With the pictures excluded, retype the records that follow exactly.
===== Records supplied
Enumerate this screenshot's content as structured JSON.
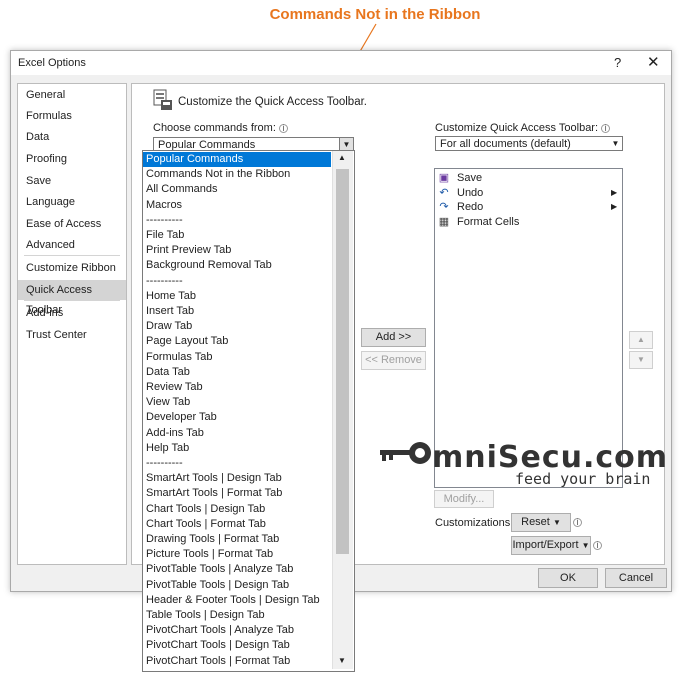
{
  "annotation": "Commands Not in the Ribbon",
  "dialog": {
    "title": "Excel Options",
    "help": "?",
    "close": "✕"
  },
  "nav": {
    "group1": [
      "General",
      "Formulas",
      "Data",
      "Proofing",
      "Save",
      "Language",
      "Ease of Access",
      "Advanced"
    ],
    "group2": [
      "Customize Ribbon",
      "Quick Access Toolbar"
    ],
    "group3": [
      "Add-ins",
      "Trust Center"
    ],
    "selected": "Quick Access Toolbar"
  },
  "header": {
    "title": "Customize the Quick Access Toolbar."
  },
  "left": {
    "label": "Choose commands from:",
    "selected": "Popular Commands"
  },
  "right": {
    "label": "Customize Quick Access Toolbar:",
    "selected": "For all documents (default)"
  },
  "dropdown": {
    "items": [
      "Popular Commands",
      "Commands Not in the Ribbon",
      "All Commands",
      "Macros",
      "----------",
      "File Tab",
      "Print Preview Tab",
      "Background Removal Tab",
      "----------",
      "Home Tab",
      "Insert Tab",
      "Draw Tab",
      "Page Layout Tab",
      "Formulas Tab",
      "Data Tab",
      "Review Tab",
      "View Tab",
      "Developer Tab",
      "Add-ins Tab",
      "Help Tab",
      "----------",
      "SmartArt Tools | Design Tab",
      "SmartArt Tools | Format Tab",
      "Chart Tools | Design Tab",
      "Chart Tools | Format Tab",
      "Drawing Tools | Format Tab",
      "Picture Tools | Format Tab",
      "PivotTable Tools | Analyze Tab",
      "PivotTable Tools | Design Tab",
      "Header & Footer Tools | Design Tab",
      "Table Tools | Design Tab",
      "PivotChart Tools | Analyze Tab",
      "PivotChart Tools | Design Tab",
      "PivotChart Tools | Format Tab"
    ]
  },
  "qat": {
    "items": [
      {
        "label": "Save",
        "icon": "save-icon",
        "glyph": "💾"
      },
      {
        "label": "Undo",
        "icon": "undo-icon",
        "glyph": "↶"
      },
      {
        "label": "Redo",
        "icon": "redo-icon",
        "glyph": "↷"
      },
      {
        "label": "Format Cells",
        "icon": "format-cells-icon",
        "glyph": "▦"
      }
    ]
  },
  "buttons": {
    "add": "Add >>",
    "remove": "<< Remove",
    "modify": "Modify...",
    "reset": "Reset",
    "import_export": "Import/Export",
    "ok": "OK",
    "cancel": "Cancel",
    "up": "▲",
    "down": "▼"
  },
  "customizations_label": "Customizations:",
  "logo": {
    "brand": "mniSecu.com",
    "tagline": "feed your brain"
  },
  "colors": {
    "accent": "#e8761e",
    "selection": "#0078d7"
  }
}
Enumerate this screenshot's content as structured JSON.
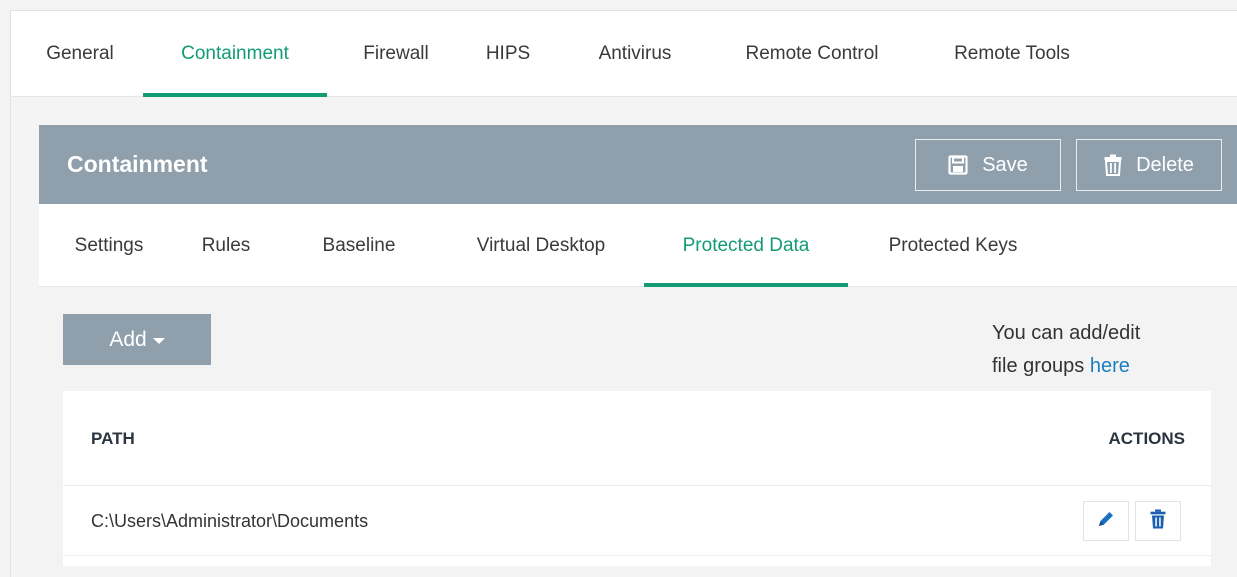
==========
## Task answer
Enumerate this screenshot's content as structured JSON.
{
  "annotation": "Commands Not in the Ribbon",
  "dialog": {
    "title": "Excel Options",
    "help": "?",
    "close": "✕"
  },
  "nav": {
    "group1": [
      "General",
      "Formulas",
      "Data",
      "Proofing",
      "Save",
      "Language",
      "Ease of Access",
      "Advanced"
    ],
    "group2": [
      "Customize Ribbon",
      "Quick Access Toolbar"
    ],
    "group3": [
      "Add-ins",
      "Trust Center"
    ],
    "selected": "Quick Access Toolbar"
  },
  "header": {
    "title": "Customize the Quick Access Toolbar."
  },
  "left": {
    "label": "Choose commands from:",
    "selected": "Popular Commands"
  },
  "right": {
    "label": "Customize Quick Access Toolbar:",
    "selected": "For all documents (default)"
  },
  "dropdown": {
    "items": [
      "Popular Commands",
      "Commands Not in the Ribbon",
      "All Commands",
      "Macros",
      "----------",
      "File Tab",
      "Print Preview Tab",
      "Background Removal Tab",
      "----------",
      "Home Tab",
      "Insert Tab",
      "Draw Tab",
      "Page Layout Tab",
      "Formulas Tab",
      "Data Tab",
      "Review Tab",
      "View Tab",
      "Developer Tab",
      "Add-ins Tab",
      "Help Tab",
      "----------",
      "SmartArt Tools | Design Tab",
      "SmartArt Tools | Format Tab",
      "Chart Tools | Design Tab",
      "Chart Tools | Format Tab",
      "Drawing Tools | Format Tab",
      "Picture Tools | Format Tab",
      "PivotTable Tools | Analyze Tab",
      "PivotTable Tools | Design Tab",
      "Header & Footer Tools | Design Tab",
      "Table Tools | Design Tab",
      "PivotChart Tools | Analyze Tab",
      "PivotChart Tools | Design Tab",
      "PivotChart Tools | Format Tab"
    ]
  },
  "qat": {
    "items": [
      {
        "label": "Save",
        "icon": "save-icon",
        "glyph": "💾"
      },
      {
        "label": "Undo",
        "icon": "undo-icon",
        "glyph": "↶"
      },
      {
        "label": "Redo",
        "icon": "redo-icon",
        "glyph": "↷"
      },
      {
        "label": "Format Cells",
        "icon": "format-cells-icon",
        "glyph": "▦"
      }
    ]
  },
  "buttons": {
    "add": "Add >>",
    "remove": "<< Remove",
    "modify": "Modify...",
    "reset": "Reset",
    "import_export": "Import/Export",
    "ok": "OK",
    "cancel": "Cancel",
    "up": "▲",
    "down": "▼"
  },
  "customizations_label": "Customizations:",
  "logo": {
    "brand": "mniSecu.com",
    "tagline": "feed your brain"
  },
  "colors": {
    "accent": "#e8761e",
    "selection": "#0078d7"
  }
}
Enumerate this screenshot's content as structured JSON.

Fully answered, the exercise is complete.